[Stored items]
--------------------
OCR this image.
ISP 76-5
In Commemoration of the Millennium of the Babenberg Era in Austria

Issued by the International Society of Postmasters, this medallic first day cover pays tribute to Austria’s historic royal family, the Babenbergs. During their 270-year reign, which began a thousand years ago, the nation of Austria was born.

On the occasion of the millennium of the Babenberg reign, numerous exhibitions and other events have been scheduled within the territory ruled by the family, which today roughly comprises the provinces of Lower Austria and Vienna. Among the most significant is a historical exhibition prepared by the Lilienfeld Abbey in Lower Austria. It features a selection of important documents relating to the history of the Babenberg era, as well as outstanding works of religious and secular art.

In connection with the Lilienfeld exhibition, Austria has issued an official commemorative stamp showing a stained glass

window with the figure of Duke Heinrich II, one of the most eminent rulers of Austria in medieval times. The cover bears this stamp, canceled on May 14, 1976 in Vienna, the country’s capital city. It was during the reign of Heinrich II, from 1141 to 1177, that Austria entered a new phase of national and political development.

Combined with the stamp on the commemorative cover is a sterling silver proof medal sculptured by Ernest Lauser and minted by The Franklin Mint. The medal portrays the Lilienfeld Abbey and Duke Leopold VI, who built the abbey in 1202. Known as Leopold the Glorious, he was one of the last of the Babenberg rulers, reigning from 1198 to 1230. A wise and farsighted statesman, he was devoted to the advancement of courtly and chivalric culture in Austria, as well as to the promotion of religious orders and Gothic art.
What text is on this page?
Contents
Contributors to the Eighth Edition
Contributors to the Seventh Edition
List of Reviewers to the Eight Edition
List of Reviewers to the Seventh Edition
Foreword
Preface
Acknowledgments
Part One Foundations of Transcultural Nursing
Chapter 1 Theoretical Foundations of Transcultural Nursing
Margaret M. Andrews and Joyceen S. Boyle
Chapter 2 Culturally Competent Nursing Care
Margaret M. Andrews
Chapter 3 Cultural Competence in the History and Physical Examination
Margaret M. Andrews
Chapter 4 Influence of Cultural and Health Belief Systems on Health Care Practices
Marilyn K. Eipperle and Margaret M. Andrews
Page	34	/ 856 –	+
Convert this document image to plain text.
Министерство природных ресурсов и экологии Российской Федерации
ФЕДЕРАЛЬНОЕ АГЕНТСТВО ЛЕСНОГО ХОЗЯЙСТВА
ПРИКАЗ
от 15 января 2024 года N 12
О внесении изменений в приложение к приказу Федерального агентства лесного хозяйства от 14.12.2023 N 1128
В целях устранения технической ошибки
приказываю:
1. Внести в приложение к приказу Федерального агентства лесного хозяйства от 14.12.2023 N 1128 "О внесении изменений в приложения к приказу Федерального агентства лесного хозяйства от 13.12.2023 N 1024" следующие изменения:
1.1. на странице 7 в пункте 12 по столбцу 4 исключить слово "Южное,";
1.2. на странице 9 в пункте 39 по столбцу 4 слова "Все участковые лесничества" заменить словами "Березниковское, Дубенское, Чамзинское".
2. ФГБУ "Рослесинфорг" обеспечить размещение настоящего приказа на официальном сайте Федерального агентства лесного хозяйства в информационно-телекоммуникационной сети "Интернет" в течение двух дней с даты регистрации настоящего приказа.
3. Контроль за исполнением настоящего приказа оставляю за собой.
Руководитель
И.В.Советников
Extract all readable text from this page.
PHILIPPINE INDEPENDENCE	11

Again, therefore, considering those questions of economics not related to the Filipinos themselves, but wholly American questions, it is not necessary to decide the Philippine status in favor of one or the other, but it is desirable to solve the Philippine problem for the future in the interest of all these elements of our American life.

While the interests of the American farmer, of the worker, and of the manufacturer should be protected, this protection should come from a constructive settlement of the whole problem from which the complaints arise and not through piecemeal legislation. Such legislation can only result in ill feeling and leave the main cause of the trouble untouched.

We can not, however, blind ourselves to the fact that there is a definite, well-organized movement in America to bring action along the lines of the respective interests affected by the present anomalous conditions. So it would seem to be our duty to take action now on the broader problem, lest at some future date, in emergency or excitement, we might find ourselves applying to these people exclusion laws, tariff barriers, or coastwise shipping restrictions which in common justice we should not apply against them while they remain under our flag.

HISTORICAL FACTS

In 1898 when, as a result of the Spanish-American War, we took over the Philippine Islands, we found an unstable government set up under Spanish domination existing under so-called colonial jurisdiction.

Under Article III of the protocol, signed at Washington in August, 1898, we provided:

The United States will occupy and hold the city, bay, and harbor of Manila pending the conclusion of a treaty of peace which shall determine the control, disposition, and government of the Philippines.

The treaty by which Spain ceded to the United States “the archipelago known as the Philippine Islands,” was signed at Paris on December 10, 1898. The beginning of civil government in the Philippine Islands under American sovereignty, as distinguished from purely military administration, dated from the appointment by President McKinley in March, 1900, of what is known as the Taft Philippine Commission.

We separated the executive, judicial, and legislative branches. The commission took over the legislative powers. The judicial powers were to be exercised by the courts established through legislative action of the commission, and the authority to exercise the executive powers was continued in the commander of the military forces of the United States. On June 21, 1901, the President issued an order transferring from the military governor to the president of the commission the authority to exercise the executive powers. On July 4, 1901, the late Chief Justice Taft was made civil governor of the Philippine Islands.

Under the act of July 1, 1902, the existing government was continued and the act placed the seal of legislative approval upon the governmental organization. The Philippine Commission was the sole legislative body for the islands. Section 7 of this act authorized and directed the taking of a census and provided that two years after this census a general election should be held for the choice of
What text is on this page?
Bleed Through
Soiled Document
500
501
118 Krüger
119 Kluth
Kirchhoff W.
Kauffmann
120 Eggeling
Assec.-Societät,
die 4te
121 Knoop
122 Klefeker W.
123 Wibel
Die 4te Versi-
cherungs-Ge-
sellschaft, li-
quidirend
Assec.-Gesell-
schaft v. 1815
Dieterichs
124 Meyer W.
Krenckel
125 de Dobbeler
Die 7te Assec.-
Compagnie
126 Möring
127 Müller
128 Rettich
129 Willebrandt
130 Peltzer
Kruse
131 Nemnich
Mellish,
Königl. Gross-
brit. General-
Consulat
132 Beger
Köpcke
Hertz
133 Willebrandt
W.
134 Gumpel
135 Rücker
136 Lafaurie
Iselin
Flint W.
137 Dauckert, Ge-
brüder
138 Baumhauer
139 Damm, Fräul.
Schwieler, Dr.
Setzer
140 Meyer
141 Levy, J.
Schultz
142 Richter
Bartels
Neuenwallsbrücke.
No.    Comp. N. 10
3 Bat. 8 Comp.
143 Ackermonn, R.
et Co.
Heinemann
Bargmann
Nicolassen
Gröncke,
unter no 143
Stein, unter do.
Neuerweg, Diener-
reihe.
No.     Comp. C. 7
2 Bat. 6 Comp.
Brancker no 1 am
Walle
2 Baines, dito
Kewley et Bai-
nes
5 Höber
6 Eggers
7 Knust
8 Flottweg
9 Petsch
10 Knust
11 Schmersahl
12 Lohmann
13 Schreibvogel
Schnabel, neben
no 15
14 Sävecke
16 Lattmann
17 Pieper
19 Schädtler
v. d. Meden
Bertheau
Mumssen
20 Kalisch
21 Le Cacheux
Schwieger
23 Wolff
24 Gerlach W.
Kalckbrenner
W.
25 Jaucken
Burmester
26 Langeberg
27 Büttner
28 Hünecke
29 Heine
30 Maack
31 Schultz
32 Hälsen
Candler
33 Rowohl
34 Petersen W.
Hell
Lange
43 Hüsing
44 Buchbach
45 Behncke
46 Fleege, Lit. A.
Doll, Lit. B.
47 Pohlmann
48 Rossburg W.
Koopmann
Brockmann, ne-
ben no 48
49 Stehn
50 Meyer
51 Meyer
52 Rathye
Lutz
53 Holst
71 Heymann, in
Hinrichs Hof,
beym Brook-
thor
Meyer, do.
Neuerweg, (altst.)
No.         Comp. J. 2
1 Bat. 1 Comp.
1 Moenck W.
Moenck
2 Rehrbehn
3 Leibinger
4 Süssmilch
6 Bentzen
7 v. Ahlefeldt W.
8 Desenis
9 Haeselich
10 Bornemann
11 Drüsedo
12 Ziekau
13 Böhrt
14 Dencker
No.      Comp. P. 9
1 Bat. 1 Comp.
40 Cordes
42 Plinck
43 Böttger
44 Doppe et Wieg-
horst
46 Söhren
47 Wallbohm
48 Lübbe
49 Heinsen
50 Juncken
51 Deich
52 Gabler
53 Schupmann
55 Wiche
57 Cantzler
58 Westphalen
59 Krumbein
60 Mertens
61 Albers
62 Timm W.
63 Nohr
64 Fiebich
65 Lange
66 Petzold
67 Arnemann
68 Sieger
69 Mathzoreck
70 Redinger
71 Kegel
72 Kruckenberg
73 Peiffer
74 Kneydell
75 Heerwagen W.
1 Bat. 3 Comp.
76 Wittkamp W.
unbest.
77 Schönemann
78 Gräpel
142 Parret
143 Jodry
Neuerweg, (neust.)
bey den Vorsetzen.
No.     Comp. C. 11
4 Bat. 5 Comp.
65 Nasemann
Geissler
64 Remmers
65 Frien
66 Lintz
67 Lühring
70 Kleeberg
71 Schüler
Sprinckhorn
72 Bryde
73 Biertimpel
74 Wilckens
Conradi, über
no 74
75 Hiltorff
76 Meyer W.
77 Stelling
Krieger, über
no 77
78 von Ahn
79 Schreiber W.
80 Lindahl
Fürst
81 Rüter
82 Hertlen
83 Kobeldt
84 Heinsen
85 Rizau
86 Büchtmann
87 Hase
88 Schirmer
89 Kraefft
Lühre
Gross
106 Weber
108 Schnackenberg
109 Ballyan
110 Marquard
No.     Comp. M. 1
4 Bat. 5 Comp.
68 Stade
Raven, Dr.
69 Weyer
--------------------
▸ **TASK DETAILS**:
Each line in the entries above that includes the string "Care" should be extracted.

▸ **RESULT OF THIS EXERCISE**:
Chapter 2 Culturally Competent Nursing Care
Chapter 4 Influence of Cultural and Health Belief Systems on Health Care Practices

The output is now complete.